Set every record down verbatim and omit the pictures.
----
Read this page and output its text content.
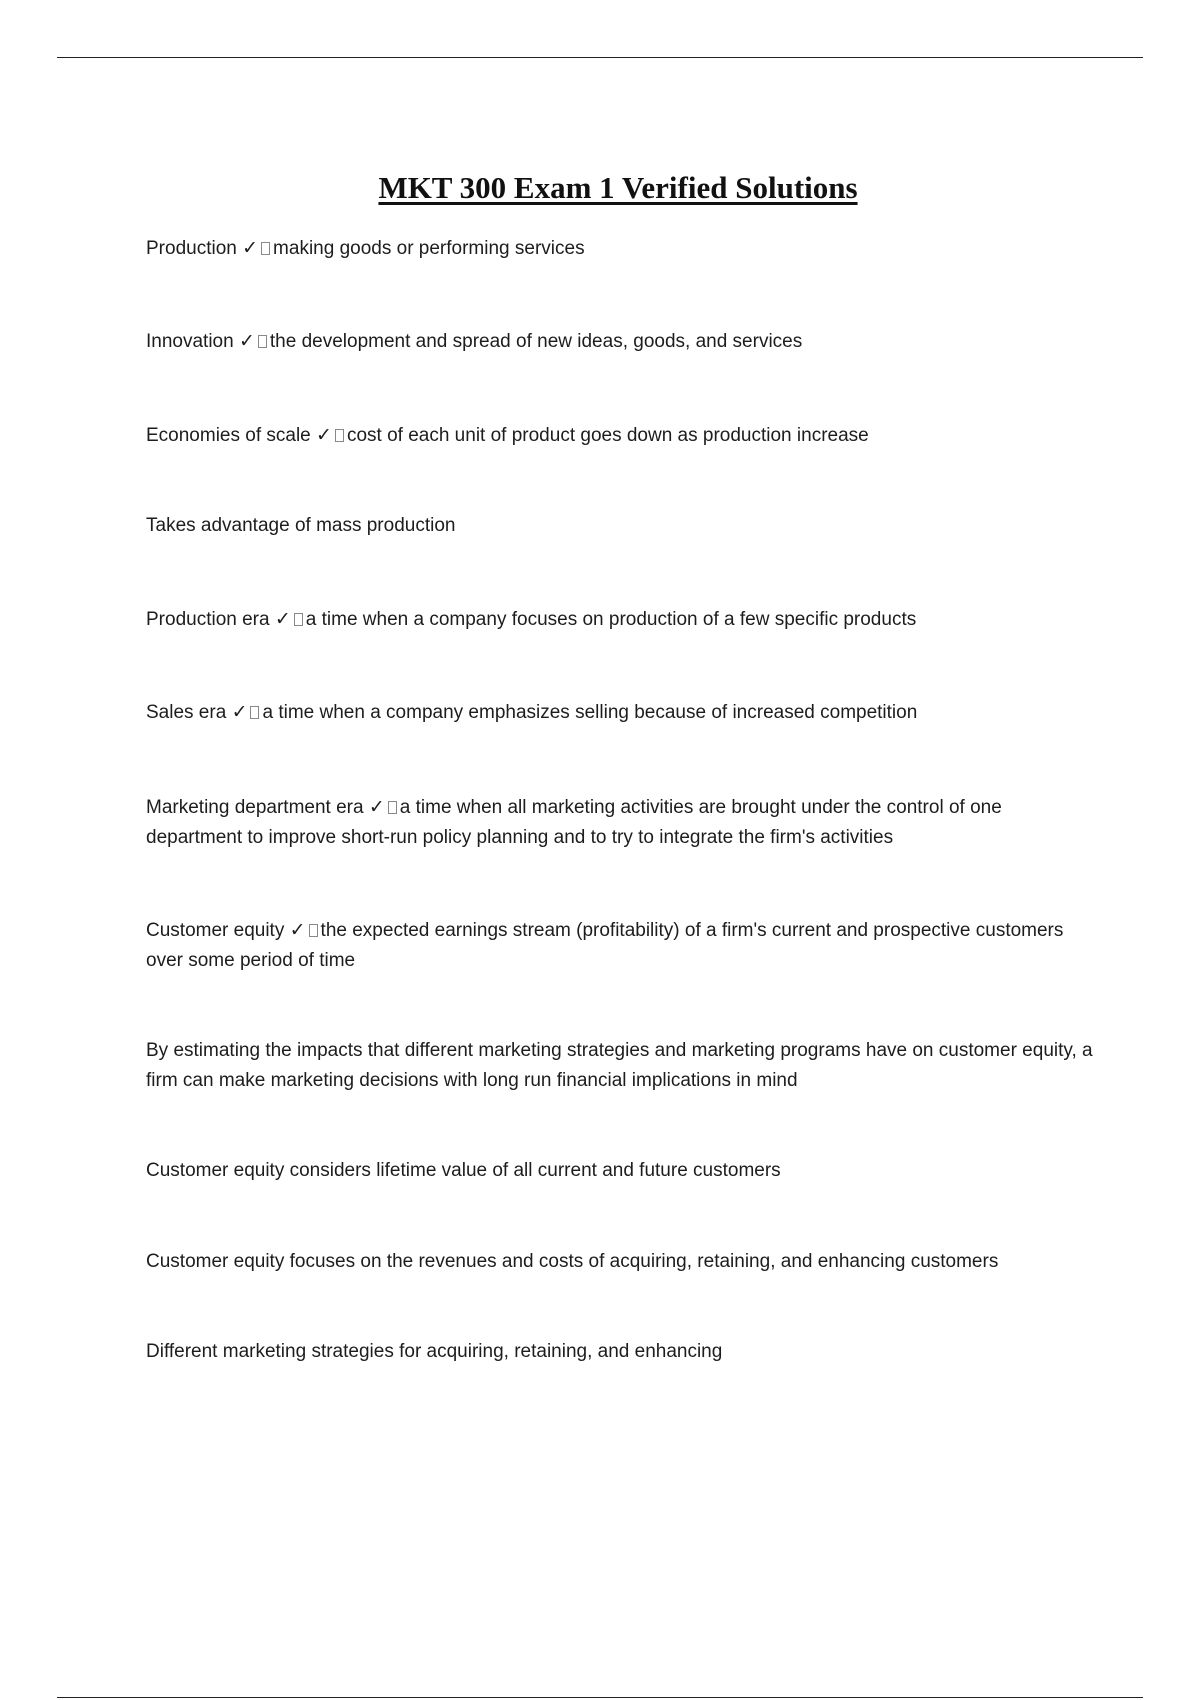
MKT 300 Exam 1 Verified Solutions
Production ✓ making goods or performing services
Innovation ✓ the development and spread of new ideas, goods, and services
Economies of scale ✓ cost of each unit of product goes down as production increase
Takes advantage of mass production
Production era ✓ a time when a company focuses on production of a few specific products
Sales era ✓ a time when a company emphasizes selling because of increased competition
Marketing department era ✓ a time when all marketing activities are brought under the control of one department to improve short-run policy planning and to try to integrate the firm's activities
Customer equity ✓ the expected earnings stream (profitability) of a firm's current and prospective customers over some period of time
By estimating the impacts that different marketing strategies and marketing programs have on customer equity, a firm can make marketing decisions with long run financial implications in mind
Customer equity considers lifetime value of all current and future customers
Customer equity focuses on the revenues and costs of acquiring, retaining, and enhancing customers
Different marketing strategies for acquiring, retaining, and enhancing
----
(PROBLEM SOLUTION)
Read this page and output its text content.
MKT 300 Exam 1 Verified Solutions
Production ✓ making goods or performing services
Innovation ✓ the development and spread of new ideas, goods, and services
Economies of scale ✓ cost of each unit of product goes down as production increase
Takes advantage of mass production
Production era ✓ a time when a company focuses on production of a few specific products
Sales era ✓ a time when a company emphasizes selling because of increased competition
Marketing department era ✓ a time when all marketing activities are brought under the control of one department to improve short-run policy planning and to try to integrate the firm's activities
Customer equity ✓ the expected earnings stream (profitability) of a firm's current and prospective customers over some period of time
By estimating the impacts that different marketing strategies and marketing programs have on customer equity, a firm can make marketing decisions with long run financial implications in mind
Customer equity considers lifetime value of all current and future customers
Customer equity focuses on the revenues and costs of acquiring, retaining, and enhancing customers
Different marketing strategies for acquiring, retaining, and enhancing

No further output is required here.